Set task -
Reproduce every line in the listing that contains the word "blizejprzedszkola".

Figure data in JSON -
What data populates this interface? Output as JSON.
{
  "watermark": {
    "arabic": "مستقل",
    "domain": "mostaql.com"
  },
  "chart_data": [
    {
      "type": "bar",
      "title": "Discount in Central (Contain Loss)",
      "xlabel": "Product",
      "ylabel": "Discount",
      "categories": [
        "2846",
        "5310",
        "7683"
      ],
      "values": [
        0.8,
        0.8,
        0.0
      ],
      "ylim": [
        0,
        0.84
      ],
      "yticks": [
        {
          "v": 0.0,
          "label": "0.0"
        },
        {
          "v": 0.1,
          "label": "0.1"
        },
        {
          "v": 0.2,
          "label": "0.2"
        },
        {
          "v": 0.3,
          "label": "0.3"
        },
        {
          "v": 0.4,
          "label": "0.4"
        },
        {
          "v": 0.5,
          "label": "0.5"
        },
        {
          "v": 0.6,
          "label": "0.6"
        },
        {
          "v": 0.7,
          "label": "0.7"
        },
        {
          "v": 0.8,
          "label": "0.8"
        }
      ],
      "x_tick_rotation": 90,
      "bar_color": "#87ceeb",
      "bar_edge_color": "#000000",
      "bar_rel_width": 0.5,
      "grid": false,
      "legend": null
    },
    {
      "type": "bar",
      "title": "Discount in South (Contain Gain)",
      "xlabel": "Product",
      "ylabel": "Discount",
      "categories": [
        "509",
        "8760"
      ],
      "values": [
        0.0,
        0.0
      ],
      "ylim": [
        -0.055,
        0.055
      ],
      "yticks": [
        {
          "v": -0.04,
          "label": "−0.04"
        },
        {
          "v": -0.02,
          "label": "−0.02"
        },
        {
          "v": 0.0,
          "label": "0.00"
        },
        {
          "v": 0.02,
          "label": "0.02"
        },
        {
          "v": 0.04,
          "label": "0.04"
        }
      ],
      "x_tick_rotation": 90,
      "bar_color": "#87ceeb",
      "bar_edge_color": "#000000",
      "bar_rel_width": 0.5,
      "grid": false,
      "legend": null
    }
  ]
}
* * *
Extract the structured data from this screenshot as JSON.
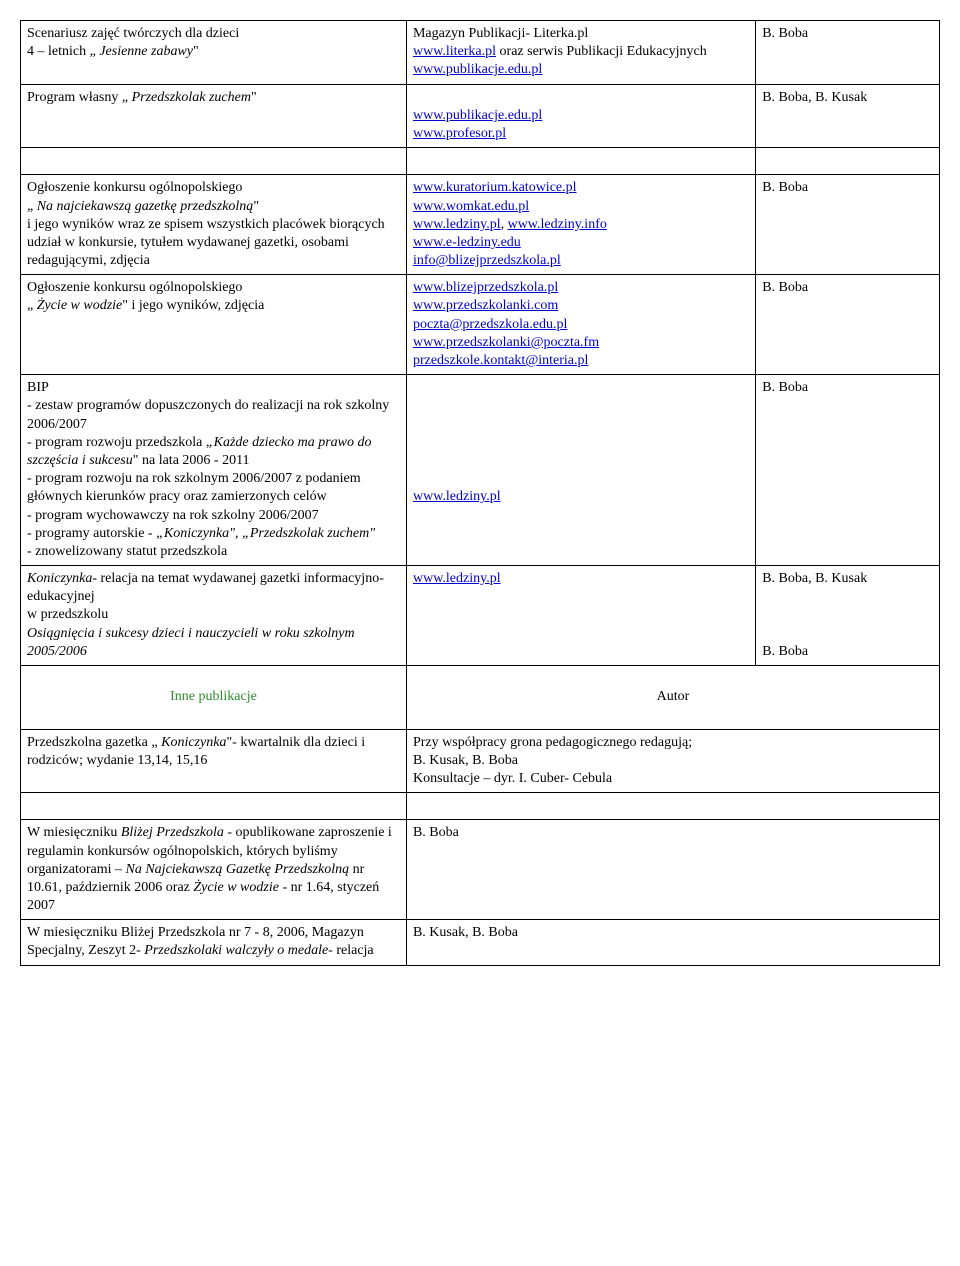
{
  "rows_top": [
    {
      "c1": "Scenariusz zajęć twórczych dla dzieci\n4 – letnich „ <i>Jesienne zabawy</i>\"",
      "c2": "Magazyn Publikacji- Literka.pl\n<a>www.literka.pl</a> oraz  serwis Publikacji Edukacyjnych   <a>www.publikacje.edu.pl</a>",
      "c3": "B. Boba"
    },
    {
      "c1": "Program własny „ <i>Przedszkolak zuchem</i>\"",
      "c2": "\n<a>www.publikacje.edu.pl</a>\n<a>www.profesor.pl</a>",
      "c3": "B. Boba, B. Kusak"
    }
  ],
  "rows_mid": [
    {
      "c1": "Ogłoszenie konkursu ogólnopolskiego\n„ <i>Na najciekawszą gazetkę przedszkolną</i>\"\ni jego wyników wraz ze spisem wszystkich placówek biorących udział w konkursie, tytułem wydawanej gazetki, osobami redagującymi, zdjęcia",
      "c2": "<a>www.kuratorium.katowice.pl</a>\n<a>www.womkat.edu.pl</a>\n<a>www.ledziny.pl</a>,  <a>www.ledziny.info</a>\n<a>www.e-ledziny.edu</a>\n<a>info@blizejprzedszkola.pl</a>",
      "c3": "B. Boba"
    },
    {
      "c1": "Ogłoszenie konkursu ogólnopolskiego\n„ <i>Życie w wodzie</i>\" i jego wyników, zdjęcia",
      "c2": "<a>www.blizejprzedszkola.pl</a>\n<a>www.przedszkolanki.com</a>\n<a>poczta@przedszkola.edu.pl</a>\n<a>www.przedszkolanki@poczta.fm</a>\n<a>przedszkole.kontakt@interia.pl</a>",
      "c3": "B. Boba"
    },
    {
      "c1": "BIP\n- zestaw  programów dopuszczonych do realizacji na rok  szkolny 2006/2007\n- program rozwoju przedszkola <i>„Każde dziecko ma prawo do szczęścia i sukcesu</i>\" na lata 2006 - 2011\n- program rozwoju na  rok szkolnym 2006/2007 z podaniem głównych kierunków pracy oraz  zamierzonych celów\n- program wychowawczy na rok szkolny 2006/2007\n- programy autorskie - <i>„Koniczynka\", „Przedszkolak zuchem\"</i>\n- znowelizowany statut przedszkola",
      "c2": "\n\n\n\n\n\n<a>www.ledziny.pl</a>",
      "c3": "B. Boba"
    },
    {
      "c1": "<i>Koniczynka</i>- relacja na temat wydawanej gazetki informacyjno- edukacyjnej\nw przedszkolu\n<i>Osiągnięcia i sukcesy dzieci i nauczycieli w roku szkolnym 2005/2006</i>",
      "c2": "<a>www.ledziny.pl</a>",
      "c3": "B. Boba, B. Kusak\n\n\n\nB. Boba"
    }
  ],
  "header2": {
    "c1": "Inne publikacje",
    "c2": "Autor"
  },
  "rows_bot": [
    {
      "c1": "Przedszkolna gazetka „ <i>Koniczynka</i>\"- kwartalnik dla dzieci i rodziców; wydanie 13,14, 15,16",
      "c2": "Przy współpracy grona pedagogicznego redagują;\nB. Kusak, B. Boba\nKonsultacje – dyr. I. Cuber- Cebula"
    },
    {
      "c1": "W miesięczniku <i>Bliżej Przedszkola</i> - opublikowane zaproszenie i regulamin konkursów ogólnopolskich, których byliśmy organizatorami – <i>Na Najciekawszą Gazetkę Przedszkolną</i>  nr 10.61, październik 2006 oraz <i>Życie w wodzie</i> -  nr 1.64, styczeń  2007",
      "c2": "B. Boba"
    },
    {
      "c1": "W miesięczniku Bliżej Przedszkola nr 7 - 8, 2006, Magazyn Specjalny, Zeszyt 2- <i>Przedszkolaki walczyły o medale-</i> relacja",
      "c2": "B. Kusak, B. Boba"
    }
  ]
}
...
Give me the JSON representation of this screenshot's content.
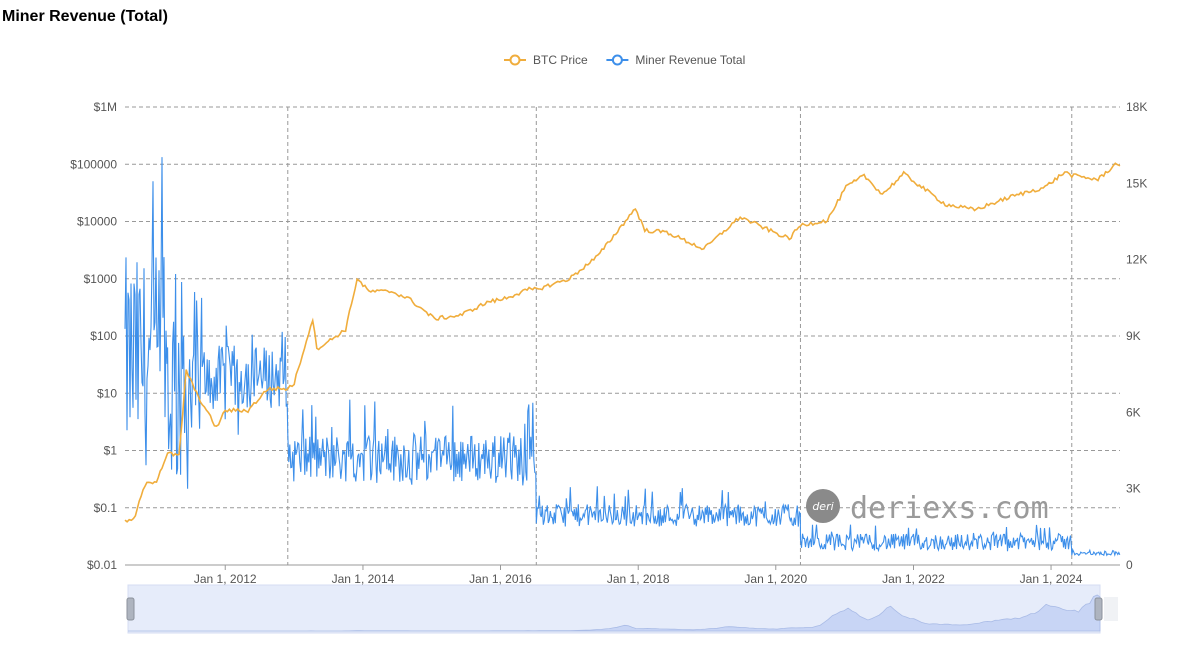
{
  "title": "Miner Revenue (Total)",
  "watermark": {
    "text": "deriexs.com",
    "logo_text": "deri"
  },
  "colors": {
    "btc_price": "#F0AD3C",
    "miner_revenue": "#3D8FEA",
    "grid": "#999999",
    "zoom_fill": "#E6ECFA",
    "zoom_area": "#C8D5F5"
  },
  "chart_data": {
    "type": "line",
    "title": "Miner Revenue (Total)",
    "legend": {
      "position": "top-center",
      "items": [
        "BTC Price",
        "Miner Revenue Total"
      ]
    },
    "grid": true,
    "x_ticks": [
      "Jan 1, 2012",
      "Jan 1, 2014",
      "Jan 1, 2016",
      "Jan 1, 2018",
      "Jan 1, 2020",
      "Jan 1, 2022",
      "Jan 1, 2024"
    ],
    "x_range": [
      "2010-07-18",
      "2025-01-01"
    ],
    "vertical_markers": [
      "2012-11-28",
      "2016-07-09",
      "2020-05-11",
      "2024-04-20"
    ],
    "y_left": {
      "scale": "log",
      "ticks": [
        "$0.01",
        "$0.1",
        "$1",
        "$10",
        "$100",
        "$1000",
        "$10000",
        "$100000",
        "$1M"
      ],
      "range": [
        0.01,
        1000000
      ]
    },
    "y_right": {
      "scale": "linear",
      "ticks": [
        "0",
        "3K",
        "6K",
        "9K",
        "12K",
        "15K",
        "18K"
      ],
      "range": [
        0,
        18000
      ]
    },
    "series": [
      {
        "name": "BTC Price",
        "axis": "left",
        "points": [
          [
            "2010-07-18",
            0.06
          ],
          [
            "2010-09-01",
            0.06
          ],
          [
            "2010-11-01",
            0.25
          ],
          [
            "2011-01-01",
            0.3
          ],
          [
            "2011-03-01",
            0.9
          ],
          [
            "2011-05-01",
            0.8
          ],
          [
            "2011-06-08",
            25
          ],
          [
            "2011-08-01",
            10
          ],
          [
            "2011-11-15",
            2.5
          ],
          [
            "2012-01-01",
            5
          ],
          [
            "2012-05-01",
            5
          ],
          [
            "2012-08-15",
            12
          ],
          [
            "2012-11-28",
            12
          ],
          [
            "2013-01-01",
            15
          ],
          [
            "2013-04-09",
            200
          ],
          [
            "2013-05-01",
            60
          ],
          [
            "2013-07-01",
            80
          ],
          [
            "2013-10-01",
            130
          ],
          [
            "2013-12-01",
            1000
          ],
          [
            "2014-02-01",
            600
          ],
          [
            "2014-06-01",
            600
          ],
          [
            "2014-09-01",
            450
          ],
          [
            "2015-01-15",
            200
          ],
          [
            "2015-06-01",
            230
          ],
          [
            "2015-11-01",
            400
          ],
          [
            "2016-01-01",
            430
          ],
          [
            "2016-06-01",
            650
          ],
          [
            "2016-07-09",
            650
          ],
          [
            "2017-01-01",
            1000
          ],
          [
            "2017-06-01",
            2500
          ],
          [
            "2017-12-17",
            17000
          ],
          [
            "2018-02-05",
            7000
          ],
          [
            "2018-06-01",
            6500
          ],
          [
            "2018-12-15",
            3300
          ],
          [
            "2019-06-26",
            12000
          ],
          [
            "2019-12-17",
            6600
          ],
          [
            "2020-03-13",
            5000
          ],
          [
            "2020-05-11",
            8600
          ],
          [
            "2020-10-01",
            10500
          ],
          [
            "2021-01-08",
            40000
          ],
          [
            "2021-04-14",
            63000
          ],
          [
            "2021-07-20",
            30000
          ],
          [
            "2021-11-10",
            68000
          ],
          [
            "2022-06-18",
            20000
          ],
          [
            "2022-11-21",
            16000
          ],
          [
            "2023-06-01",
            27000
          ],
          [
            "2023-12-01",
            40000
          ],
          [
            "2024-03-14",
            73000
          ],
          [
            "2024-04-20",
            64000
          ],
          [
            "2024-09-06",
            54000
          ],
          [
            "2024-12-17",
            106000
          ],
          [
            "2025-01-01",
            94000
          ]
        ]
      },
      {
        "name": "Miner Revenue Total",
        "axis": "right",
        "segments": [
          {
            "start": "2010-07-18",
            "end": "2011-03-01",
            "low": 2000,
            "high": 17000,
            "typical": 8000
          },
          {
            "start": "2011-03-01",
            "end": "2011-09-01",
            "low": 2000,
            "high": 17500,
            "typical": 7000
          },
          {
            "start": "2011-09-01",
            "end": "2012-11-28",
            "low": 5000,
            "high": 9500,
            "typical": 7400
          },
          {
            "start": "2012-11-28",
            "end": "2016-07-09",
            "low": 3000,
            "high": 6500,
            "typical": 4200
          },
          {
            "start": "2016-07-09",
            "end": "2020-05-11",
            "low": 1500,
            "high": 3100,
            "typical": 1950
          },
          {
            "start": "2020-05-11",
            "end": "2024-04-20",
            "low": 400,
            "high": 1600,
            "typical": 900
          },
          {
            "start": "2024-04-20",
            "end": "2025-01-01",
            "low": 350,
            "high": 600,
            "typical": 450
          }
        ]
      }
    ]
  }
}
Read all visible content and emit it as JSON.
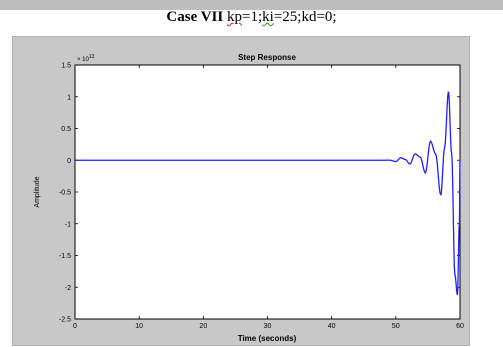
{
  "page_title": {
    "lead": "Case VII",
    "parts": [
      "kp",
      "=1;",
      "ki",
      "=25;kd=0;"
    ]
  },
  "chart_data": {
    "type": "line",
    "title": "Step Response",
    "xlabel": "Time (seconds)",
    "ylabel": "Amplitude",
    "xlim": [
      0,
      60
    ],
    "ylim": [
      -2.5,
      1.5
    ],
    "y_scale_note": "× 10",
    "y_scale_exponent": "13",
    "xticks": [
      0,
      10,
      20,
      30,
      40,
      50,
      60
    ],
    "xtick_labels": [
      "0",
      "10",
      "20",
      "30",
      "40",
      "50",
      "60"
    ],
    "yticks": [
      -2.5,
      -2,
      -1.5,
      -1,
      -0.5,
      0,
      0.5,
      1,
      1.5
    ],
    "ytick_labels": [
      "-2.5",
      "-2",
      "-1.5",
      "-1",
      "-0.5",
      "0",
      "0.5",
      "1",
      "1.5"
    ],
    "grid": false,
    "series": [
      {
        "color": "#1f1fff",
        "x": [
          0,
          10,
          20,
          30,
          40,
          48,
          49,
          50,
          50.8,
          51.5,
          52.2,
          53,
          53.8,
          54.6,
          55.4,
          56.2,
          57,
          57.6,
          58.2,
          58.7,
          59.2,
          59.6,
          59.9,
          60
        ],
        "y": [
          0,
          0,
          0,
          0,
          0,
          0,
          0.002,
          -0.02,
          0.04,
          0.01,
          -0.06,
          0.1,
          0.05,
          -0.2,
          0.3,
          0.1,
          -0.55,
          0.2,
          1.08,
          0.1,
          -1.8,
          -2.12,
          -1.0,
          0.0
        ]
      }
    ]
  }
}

Output of the task -
      "c2": "<a>www.kuratorium.katowice.pl</a>\n<a>www.womkat.edu.pl</a>\n<a>www.ledziny.pl</a>,  <a>www.ledziny.info</a>\n<a>www.e-ledziny.edu</a>\n<a>info@blizejprzedszkola.pl</a>",
      "c2": "<a>www.blizejprzedszkola.pl</a>\n<a>www.przedszkolanki.com</a>\n<a>poczta@przedszkola.edu.pl</a>\n<a>www.przedszkolanki@poczta.fm</a>\n<a>przedszkole.kontakt@interia.pl</a>",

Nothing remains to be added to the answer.